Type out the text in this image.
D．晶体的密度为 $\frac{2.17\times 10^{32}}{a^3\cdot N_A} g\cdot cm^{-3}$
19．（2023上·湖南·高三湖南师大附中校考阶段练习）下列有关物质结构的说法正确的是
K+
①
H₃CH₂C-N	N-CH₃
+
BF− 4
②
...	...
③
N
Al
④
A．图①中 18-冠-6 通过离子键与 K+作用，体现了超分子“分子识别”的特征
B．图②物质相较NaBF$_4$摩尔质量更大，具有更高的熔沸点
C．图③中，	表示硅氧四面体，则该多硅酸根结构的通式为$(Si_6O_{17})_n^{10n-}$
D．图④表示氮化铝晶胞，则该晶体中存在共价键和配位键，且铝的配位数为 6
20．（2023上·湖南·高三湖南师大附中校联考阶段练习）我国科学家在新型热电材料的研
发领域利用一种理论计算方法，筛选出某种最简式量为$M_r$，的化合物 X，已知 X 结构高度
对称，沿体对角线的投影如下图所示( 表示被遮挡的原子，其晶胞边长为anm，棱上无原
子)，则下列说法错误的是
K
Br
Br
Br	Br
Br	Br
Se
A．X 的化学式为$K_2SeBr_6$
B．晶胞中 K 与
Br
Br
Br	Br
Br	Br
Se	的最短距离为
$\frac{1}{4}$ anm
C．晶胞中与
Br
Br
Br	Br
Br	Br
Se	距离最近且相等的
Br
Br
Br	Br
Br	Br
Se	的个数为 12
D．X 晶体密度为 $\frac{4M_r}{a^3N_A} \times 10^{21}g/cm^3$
○ ○ ○ ○
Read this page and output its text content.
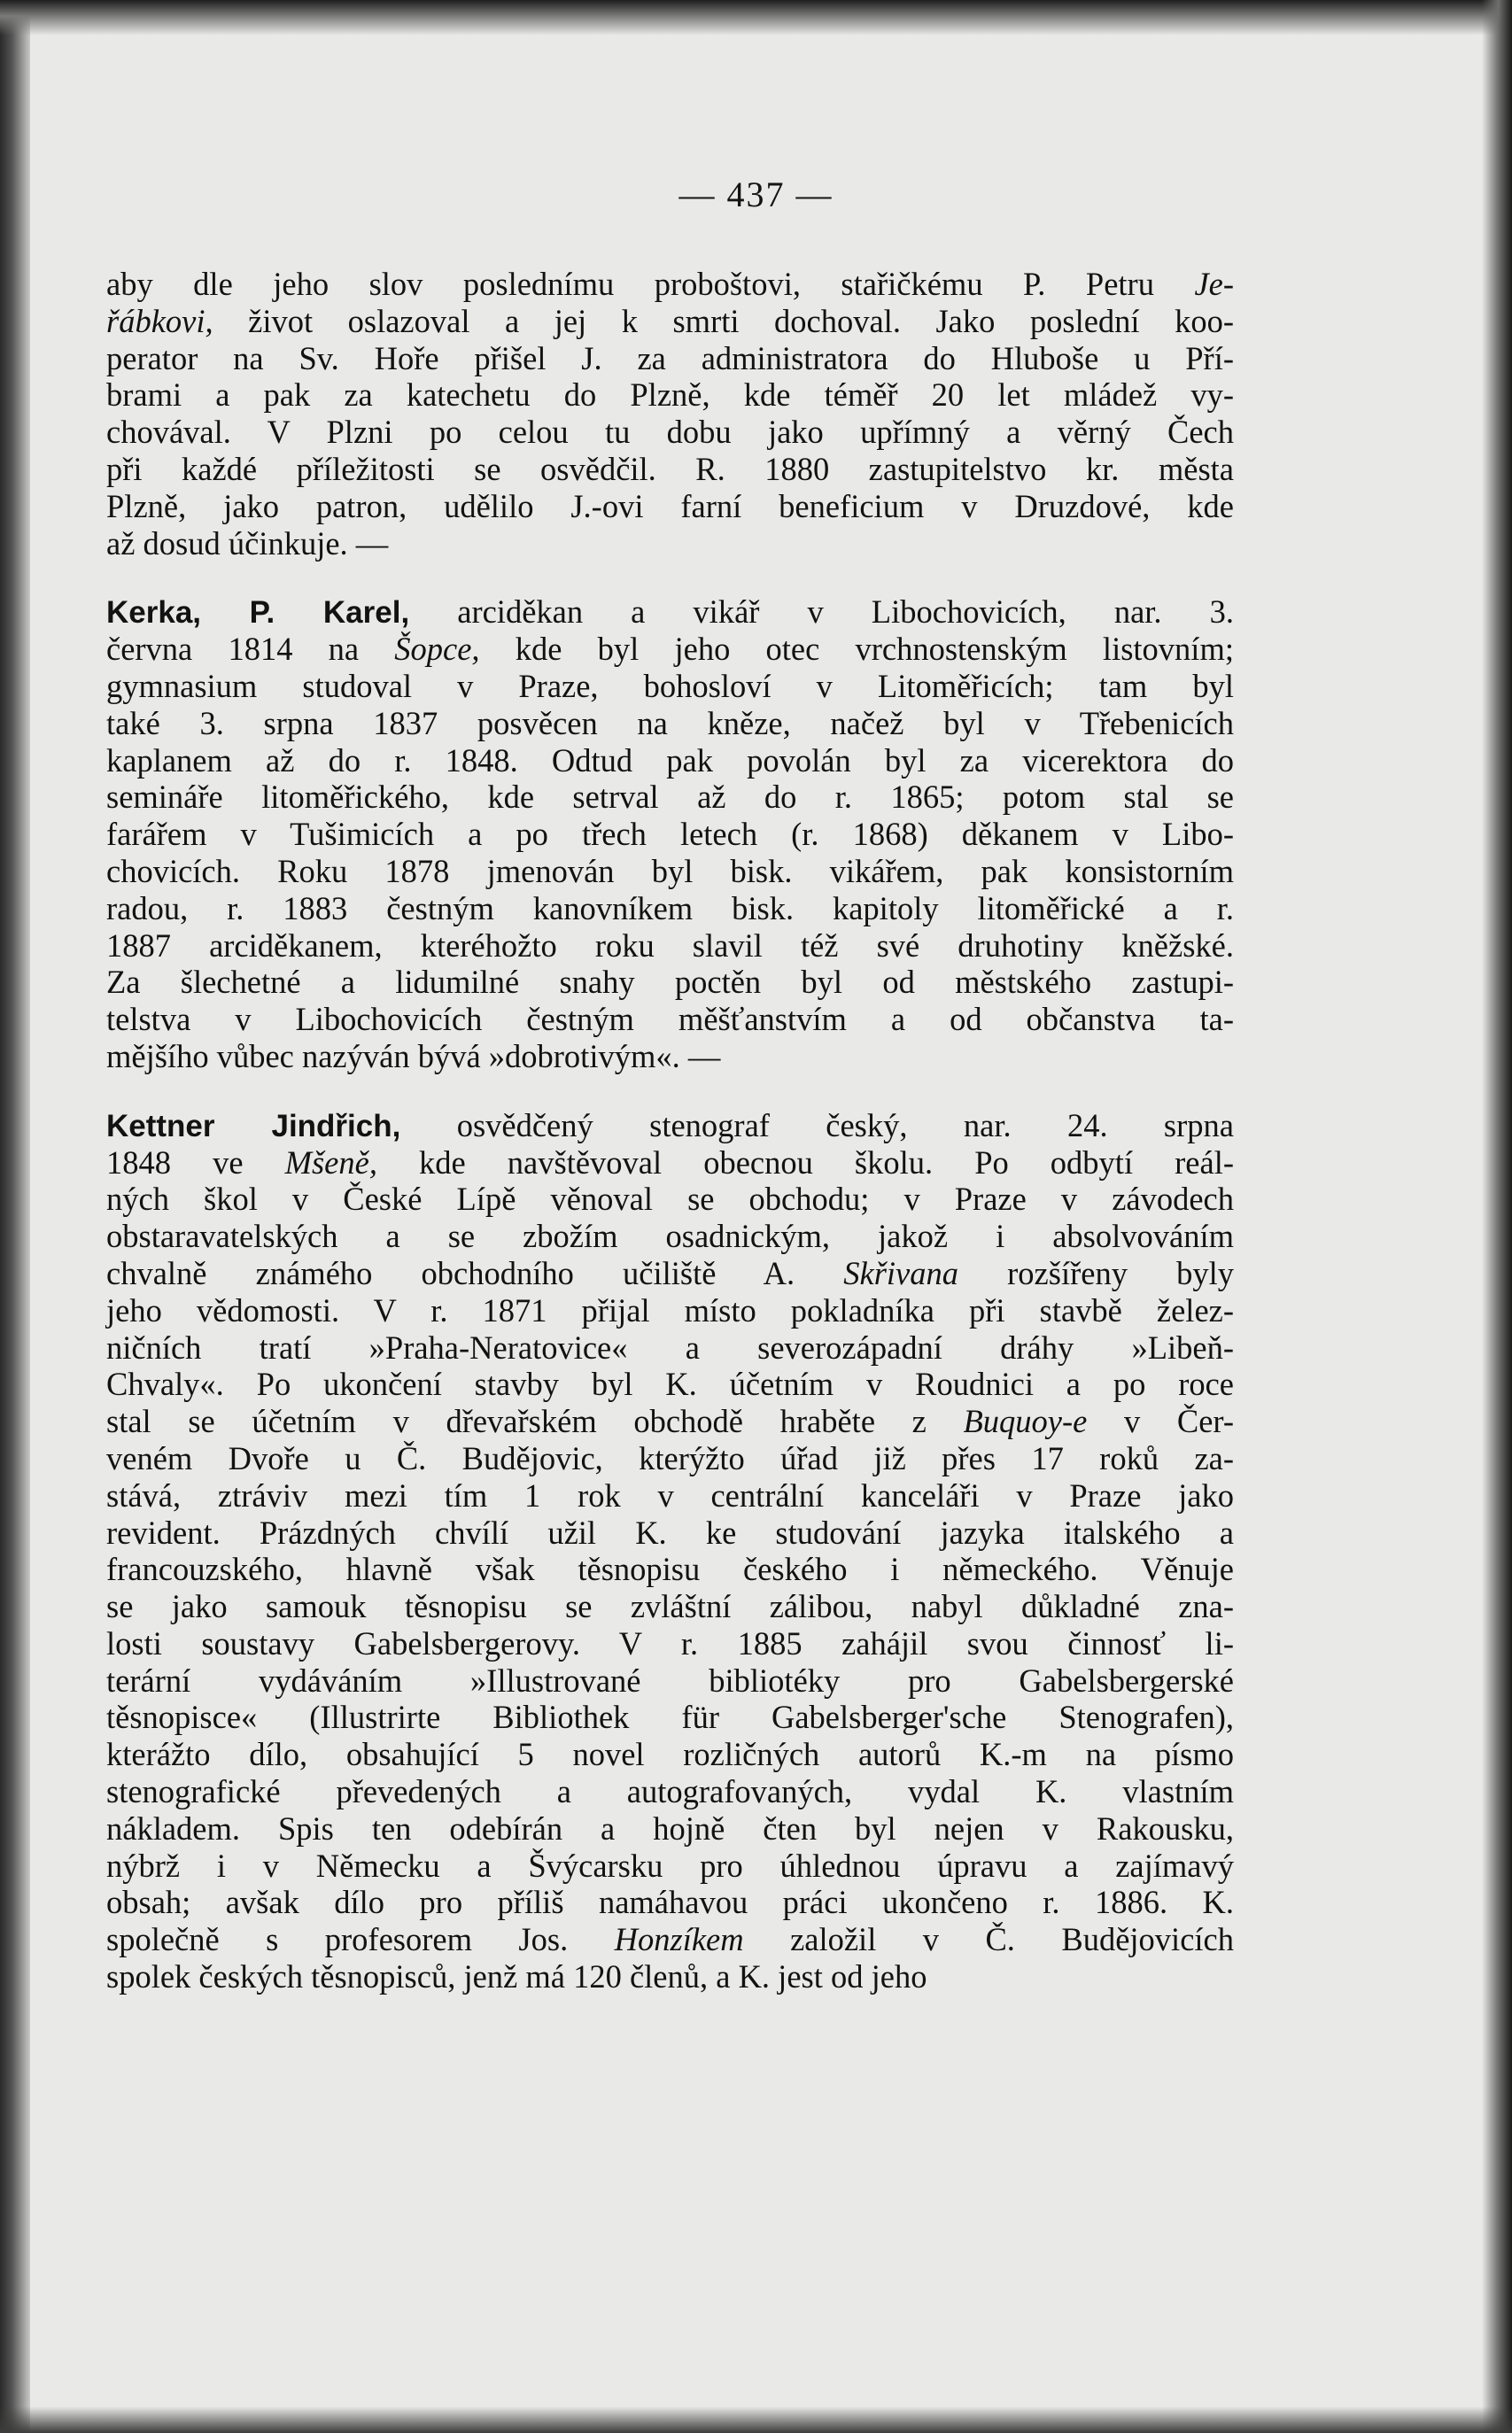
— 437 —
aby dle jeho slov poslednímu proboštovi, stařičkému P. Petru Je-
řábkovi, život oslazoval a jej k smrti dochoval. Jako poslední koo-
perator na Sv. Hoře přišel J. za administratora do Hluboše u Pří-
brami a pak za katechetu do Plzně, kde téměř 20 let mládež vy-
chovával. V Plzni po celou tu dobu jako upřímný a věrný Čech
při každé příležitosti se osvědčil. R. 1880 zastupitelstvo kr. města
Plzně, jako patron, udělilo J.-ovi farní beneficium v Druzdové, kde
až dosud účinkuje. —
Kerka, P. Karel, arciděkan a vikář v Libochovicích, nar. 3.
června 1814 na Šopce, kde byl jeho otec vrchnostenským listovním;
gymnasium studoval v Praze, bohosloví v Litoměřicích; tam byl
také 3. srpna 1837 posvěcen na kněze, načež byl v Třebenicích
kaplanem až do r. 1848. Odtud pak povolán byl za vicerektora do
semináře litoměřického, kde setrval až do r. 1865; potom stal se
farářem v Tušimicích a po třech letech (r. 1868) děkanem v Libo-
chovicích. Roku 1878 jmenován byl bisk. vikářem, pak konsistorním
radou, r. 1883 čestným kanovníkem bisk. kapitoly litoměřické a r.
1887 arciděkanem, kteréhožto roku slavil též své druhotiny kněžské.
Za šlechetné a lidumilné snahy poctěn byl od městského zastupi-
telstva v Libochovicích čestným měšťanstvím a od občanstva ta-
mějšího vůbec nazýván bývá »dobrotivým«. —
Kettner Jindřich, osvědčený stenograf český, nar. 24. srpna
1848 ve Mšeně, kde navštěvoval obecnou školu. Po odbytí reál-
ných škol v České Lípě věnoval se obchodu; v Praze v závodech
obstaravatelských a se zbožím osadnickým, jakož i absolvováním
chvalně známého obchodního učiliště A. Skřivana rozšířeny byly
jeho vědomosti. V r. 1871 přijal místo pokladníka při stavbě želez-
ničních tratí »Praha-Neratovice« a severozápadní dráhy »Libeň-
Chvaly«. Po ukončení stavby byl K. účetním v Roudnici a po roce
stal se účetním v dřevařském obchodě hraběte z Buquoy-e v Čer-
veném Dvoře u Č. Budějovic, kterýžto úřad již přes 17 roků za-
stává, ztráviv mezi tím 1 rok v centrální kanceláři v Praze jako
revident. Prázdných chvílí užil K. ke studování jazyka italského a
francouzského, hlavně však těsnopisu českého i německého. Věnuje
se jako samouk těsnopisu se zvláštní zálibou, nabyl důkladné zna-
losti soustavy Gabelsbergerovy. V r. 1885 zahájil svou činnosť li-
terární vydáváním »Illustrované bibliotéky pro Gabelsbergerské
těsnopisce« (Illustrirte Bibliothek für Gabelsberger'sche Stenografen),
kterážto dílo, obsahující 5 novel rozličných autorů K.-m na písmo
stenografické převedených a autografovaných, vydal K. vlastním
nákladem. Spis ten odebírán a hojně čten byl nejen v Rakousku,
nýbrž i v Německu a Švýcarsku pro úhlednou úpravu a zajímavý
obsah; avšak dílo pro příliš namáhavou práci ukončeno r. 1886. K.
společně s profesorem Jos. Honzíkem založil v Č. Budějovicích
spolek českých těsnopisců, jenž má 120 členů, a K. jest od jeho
○ ○ ○ ○
## Required task
Above are the records. Copy every line in them holding "stal".

## Solution for this problem
semináře litoměřického, kde setrval až do r. 1865; potom stal se
stal se účetním v dřevařském obchodě hraběte z Buquoy-e v Čer-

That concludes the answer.